INFORMATION GIVEN:

* * *

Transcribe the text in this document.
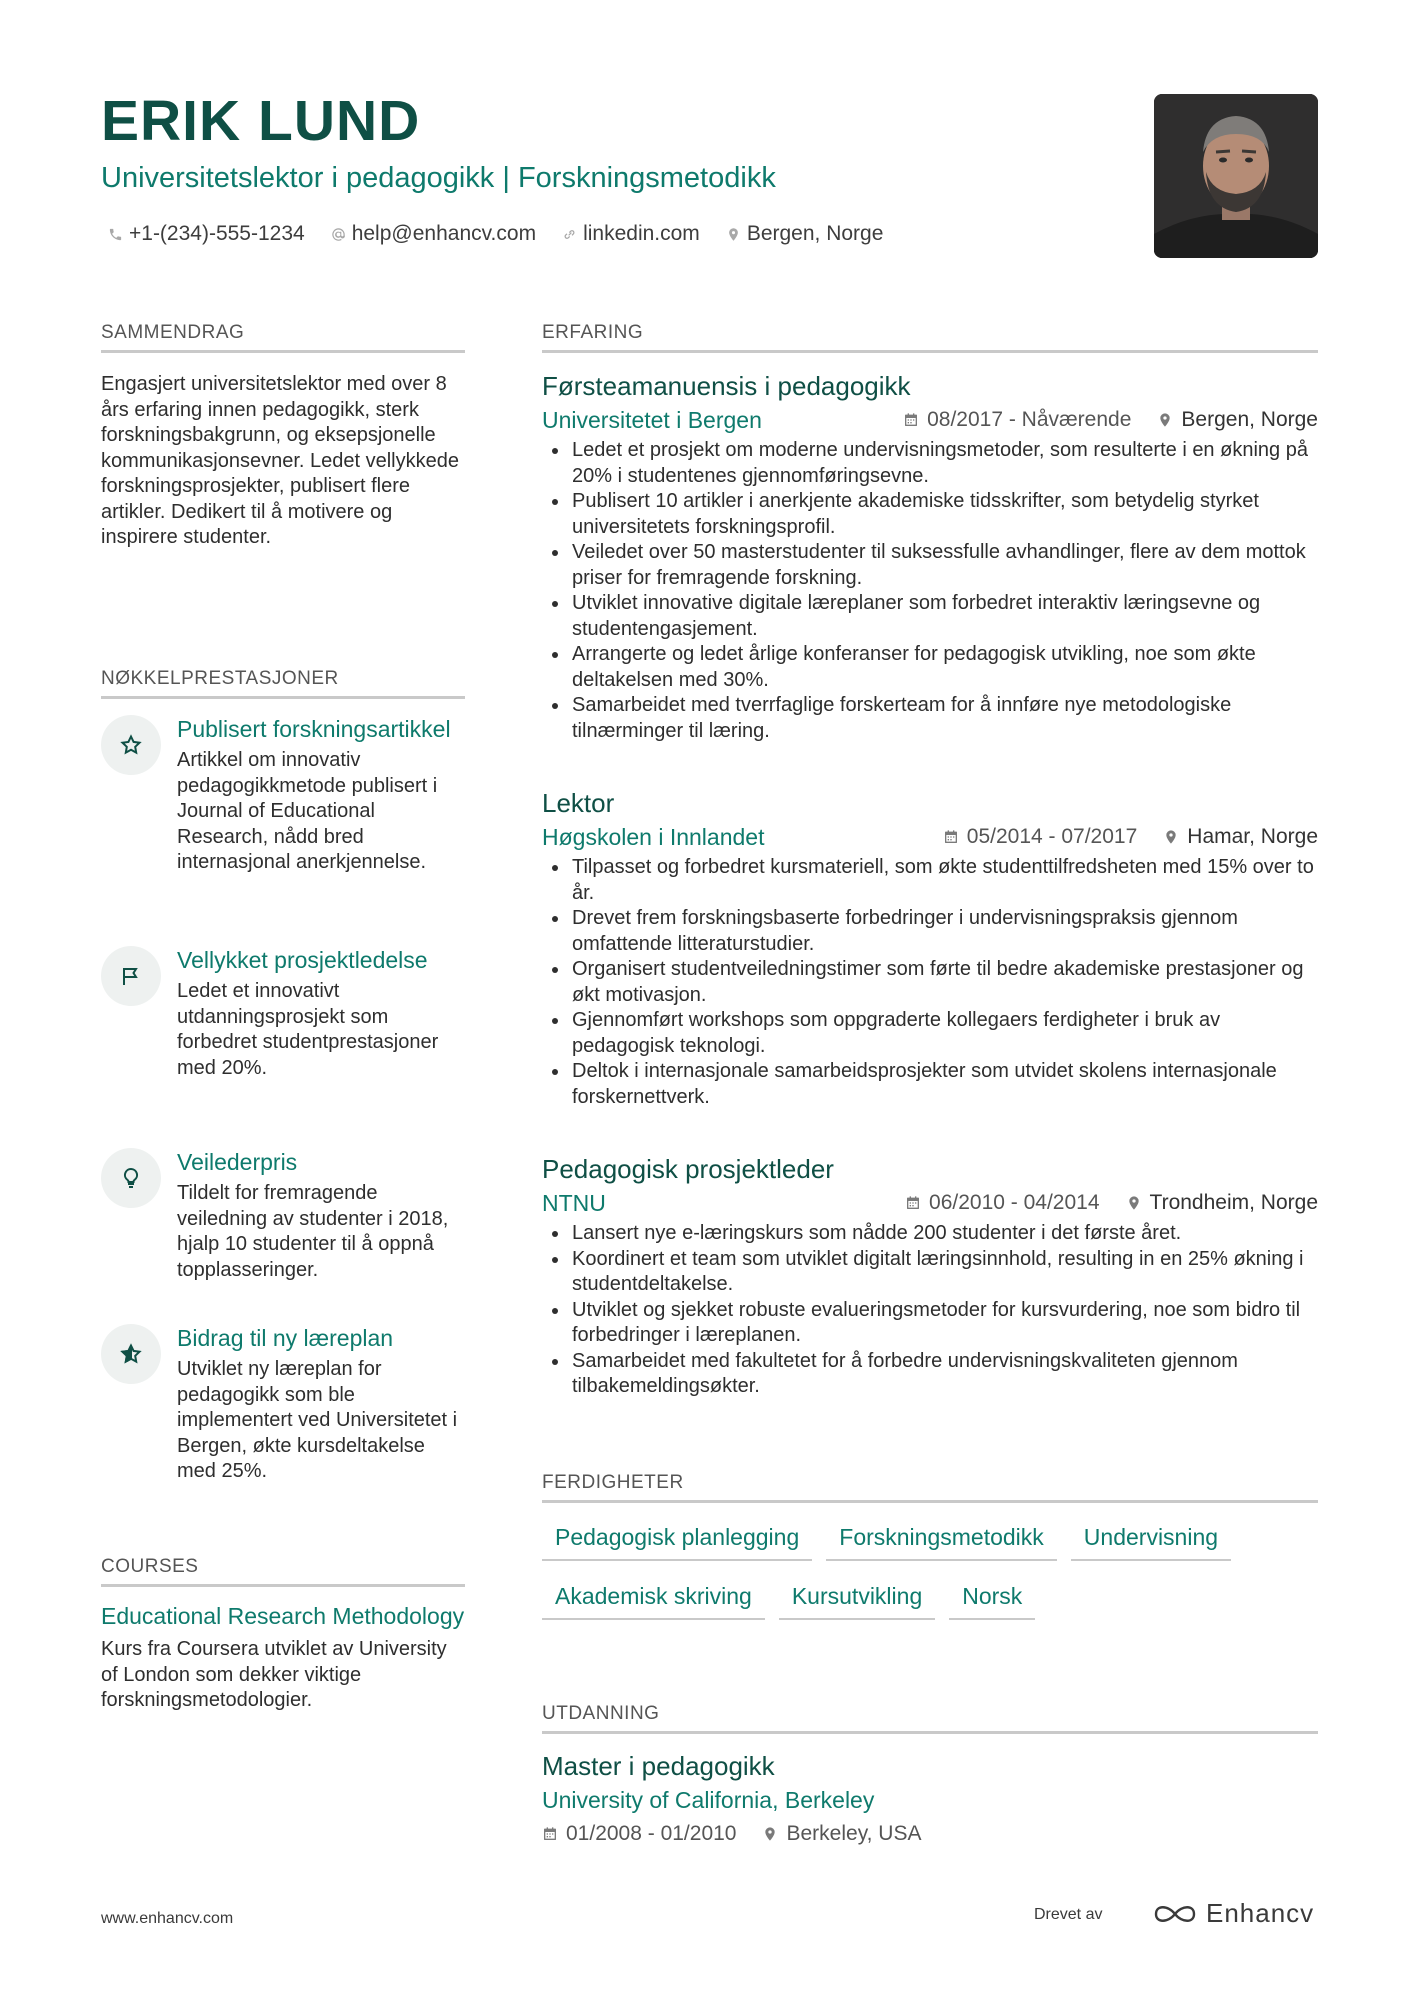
ERIK LUND
Universitetslektor i pedagogikk | Forskningsmetodikk
+1-(234)-555-1234 help@enhancv.com linkedin.com Bergen, Norge
SAMMENDRAG
Engasjert universitetslektor med over 8 års erfaring innen pedagogikk, sterk forskningsbakgrunn, og eksepsjonelle kommunikasjonsevner. Ledet vellykkede forskningsprosjekter, publisert flere artikler. Dedikert til å motivere og inspirere studenter.
NØKKELPRESTASJONER
Publisert forskningsartikkel
Artikkel om innovativ pedagogikkmetode publisert i Journal of Educational Research, nådd bred internasjonal anerkjennelse.
Vellykket prosjektledelse
Ledet et innovativt utdanningsprosjekt som forbedret studentprestasjoner med 20%.
Veilederpris
Tildelt for fremragende veiledning av studenter i 2018, hjalp 10 studenter til å oppnå topplasseringer.
Bidrag til ny læreplan
Utviklet ny læreplan for pedagogikk som ble implementert ved Universitetet i Bergen, økte kursdeltakelse med 25%.
COURSES
Educational Research Methodology
Kurs fra Coursera utviklet av University of London som dekker viktige forskningsmetodologier.
ERFARING
Førsteamanuensis i pedagogikk
Universitetet i Bergen	08/2017 - Nåværende Bergen, Norge
• Ledet et prosjekt om moderne undervisningsmetoder, som resulterte i en økning på 20% i studentenes gjennomføringsevne.
• Publisert 10 artikler i anerkjente akademiske tidsskrifter, som betydelig styrket universitetets forskningsprofil.
• Veiledet over 50 masterstudenter til suksessfulle avhandlinger, flere av dem mottok priser for fremragende forskning.
• Utviklet innovative digitale læreplaner som forbedret interaktiv læringsevne og studentengasjement.
• Arrangerte og ledet årlige konferanser for pedagogisk utvikling, noe som økte deltakelsen med 30%.
• Samarbeidet med tverrfaglige forskerteam for å innføre nye metodologiske tilnærminger til læring.
Lektor
Høgskolen i Innlandet	05/2014 - 07/2017 Hamar, Norge
• Tilpasset og forbedret kursmateriell, som økte studenttilfredsheten med 15% over to år.
• Drevet frem forskningsbaserte forbedringer i undervisningspraksis gjennom omfattende litteraturstudier.
• Organisert studentveiledningstimer som førte til bedre akademiske prestasjoner og økt motivasjon.
• Gjennomført workshops som oppgraderte kollegaers ferdigheter i bruk av pedagogisk teknologi.
• Deltok i internasjonale samarbeidsprosjekter som utvidet skolens internasjonale forskernettverk.
Pedagogisk prosjektleder
NTNU	06/2010 - 04/2014 Trondheim, Norge
• Lansert nye e-læringskurs som nådde 200 studenter i det første året.
• Koordinert et team som utviklet digitalt læringsinnhold, resulting in en 25% økning i studentdeltakelse.
• Utviklet og sjekket robuste evalueringsmetoder for kursvurdering, noe som bidro til forbedringer i læreplanen.
• Samarbeidet med fakultetet for å forbedre undervisningskvaliteten gjennom tilbakemeldingsøkter.
FERDIGHETER
Pedagogisk planlegging	Forskningsmetodikk	Undervisning
Akademisk skriving	Kursutvikling	Norsk
UTDANNING
Master i pedagogikk
University of California, Berkeley
01/2008 - 01/2010 Berkeley, USA
www.enhancv.com	Drevet av	Enhancv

* * *

DIRECTION:
Select and copy each line from the data that includes the word "akademiske".

WORKED SOLUTION:
• Publisert 10 artikler i anerkjente akademiske tidsskrifter, som betydelig styrket universitetets forskningsprofil.
• Organisert studentveiledningstimer som førte til bedre akademiske prestasjoner og økt motivasjon.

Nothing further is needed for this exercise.